Say the number of lines containing the string "name", and say nothing else.

╔══

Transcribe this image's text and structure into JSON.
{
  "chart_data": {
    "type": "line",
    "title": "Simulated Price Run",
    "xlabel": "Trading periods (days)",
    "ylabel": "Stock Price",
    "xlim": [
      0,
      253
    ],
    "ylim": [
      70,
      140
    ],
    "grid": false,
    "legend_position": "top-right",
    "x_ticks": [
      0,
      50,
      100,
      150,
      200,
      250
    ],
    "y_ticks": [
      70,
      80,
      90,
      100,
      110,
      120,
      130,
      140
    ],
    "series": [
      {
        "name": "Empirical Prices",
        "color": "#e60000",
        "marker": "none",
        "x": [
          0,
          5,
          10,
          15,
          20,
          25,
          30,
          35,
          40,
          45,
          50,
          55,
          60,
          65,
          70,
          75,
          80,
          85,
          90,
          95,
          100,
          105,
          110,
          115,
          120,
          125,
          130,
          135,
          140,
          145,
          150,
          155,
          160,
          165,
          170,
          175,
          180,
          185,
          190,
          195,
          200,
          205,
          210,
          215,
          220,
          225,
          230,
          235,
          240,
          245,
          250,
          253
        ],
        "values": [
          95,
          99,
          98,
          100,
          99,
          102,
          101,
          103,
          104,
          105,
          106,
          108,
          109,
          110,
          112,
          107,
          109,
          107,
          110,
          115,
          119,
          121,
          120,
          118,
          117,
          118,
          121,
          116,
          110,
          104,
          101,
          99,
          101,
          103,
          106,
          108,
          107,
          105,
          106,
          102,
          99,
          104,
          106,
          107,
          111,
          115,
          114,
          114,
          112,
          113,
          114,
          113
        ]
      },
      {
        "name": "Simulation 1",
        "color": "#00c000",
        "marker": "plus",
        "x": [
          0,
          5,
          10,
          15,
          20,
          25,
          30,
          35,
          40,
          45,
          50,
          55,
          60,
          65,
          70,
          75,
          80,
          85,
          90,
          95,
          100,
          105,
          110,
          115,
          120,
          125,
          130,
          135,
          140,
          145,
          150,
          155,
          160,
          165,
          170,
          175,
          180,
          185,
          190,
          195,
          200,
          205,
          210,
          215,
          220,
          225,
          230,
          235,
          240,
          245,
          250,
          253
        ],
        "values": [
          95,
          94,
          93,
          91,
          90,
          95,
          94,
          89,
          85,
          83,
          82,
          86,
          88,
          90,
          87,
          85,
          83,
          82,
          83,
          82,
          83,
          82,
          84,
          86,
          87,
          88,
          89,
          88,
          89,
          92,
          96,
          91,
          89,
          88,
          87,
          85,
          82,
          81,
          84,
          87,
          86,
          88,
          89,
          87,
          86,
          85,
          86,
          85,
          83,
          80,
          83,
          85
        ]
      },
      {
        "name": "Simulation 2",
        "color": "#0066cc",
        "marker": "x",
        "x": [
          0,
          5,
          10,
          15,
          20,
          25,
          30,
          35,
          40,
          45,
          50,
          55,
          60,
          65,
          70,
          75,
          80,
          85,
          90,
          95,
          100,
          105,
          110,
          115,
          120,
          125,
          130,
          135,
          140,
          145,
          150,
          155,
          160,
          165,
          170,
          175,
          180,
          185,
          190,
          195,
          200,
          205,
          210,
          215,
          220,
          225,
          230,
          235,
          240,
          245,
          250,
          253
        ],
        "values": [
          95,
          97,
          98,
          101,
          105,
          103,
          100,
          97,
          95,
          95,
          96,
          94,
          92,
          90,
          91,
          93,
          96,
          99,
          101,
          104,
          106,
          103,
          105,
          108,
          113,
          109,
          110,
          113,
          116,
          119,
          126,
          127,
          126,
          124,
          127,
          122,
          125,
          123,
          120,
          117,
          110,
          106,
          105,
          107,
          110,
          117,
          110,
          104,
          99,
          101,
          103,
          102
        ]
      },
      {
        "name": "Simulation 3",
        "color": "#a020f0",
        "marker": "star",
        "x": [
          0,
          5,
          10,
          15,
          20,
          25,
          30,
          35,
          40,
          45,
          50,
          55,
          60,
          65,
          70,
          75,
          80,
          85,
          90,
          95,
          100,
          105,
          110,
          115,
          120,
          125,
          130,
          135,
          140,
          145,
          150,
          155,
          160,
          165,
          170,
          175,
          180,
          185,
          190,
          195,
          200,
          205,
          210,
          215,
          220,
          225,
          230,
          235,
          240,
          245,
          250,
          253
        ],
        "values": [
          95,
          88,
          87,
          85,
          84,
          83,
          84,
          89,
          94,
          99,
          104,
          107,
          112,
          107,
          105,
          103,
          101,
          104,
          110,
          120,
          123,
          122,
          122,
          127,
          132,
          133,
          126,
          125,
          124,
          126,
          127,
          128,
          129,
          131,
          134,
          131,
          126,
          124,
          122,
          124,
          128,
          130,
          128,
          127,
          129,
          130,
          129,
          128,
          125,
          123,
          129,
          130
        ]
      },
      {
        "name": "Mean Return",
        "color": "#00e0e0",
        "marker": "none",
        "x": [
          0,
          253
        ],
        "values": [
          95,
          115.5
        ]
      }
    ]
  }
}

╚══

• _Solution to the exercise_
5